→ Task prompt
Look through the records below and collect all lines that hold the string "JSON".

(Stored records)
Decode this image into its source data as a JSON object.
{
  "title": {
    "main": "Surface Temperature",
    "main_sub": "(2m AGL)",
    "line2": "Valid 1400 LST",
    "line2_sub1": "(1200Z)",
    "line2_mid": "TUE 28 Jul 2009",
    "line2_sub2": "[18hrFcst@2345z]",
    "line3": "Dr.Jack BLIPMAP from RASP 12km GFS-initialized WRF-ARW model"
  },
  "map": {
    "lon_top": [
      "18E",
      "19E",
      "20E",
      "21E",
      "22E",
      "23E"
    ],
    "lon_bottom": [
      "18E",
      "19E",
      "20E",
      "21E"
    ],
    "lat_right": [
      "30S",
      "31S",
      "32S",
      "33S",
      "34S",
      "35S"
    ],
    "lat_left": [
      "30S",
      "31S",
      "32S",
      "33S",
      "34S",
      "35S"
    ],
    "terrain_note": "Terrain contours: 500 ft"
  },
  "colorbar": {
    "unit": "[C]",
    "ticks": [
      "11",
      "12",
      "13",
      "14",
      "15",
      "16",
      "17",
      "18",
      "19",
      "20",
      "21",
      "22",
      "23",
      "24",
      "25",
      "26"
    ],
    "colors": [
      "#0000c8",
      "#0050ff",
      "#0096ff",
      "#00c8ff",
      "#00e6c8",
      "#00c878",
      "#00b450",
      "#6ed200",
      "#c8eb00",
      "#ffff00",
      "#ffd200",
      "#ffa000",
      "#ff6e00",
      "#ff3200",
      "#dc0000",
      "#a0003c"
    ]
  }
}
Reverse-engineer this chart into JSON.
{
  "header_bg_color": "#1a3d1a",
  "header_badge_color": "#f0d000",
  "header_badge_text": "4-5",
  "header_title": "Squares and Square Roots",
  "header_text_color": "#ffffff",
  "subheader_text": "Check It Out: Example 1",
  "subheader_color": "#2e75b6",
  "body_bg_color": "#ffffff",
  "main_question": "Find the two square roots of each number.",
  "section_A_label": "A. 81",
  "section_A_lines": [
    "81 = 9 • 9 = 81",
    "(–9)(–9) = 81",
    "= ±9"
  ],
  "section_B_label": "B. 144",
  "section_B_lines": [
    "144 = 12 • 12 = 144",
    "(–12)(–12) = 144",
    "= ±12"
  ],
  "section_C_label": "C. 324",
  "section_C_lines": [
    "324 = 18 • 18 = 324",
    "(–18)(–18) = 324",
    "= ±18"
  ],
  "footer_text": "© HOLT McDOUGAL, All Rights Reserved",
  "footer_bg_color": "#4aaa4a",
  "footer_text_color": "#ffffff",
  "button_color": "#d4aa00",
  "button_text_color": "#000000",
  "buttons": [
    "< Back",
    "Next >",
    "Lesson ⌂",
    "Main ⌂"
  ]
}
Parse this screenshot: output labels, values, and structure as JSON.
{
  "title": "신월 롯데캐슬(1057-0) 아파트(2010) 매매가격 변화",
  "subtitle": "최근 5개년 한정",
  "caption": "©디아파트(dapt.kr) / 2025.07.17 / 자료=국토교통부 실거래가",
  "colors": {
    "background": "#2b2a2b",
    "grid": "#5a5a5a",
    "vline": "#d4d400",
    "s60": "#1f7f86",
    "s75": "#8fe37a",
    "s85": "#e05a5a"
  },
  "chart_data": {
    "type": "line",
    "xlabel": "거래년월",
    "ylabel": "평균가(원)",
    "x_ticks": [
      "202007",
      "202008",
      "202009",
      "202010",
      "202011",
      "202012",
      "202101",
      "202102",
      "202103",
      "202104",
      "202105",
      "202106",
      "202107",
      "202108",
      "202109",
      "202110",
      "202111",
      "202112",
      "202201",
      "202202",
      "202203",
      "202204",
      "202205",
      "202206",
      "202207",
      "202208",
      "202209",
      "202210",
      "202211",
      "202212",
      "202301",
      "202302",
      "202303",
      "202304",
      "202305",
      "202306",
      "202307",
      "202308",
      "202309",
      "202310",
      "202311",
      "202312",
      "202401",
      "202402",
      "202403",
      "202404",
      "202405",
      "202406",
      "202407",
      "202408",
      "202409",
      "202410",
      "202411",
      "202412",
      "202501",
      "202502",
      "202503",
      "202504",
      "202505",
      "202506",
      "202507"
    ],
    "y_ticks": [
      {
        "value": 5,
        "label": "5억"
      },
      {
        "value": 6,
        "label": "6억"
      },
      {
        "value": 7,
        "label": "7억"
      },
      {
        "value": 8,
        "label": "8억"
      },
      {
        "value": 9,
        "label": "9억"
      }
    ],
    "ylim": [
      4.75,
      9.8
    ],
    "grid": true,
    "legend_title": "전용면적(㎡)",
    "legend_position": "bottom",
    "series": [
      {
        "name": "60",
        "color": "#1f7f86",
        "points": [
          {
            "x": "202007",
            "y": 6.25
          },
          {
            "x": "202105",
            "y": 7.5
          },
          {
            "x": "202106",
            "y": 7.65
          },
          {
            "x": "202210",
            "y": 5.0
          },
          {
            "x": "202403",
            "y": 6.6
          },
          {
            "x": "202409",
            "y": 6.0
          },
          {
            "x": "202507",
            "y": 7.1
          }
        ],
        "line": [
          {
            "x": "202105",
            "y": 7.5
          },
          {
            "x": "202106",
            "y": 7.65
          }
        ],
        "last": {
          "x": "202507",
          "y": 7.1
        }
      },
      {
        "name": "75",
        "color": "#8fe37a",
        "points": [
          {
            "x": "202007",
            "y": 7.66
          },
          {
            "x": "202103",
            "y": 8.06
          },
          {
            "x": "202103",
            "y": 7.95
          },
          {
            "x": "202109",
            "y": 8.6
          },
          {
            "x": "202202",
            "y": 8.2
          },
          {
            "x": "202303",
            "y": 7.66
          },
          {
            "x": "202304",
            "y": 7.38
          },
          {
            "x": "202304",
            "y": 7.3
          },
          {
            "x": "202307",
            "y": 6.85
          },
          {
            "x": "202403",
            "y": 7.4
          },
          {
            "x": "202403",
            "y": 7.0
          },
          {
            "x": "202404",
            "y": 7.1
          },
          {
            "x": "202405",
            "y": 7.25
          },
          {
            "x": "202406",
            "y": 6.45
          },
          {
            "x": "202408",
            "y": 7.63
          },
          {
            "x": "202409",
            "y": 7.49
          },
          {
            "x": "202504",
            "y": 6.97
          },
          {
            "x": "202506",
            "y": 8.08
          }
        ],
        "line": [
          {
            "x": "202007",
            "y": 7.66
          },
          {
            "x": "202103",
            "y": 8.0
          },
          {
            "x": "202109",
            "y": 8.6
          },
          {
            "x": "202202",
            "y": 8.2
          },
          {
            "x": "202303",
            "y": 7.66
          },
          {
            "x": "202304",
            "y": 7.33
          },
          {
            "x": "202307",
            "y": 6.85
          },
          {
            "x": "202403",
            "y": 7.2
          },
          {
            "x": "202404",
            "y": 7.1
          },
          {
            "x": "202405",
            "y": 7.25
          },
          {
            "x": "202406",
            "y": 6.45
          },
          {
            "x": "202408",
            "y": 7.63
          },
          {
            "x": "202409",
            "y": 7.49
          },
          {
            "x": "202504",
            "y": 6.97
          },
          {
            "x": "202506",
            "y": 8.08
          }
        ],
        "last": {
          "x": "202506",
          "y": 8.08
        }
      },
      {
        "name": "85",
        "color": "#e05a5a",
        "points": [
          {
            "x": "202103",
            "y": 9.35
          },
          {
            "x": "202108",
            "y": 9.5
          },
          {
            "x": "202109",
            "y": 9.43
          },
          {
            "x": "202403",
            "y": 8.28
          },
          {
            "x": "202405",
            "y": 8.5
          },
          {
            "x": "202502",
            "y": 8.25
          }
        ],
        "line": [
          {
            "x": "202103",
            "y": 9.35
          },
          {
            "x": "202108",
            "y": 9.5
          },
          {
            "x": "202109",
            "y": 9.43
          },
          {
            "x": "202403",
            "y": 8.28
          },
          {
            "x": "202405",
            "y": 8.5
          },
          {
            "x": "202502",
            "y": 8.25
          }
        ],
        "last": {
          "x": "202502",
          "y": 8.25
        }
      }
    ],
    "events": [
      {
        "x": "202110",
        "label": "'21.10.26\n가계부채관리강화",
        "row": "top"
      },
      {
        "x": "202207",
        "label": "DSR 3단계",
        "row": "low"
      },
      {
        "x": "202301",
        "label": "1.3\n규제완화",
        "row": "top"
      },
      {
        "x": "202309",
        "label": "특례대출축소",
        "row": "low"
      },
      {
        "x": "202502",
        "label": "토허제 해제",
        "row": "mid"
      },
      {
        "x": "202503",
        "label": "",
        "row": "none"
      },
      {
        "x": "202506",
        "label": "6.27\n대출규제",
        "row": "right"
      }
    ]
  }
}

→ Answer to this exercise
Decode this image into its source data as a JSON object.
Reverse-engineer this chart into JSON.
Parse this screenshot: output labels, values, and structure as JSON.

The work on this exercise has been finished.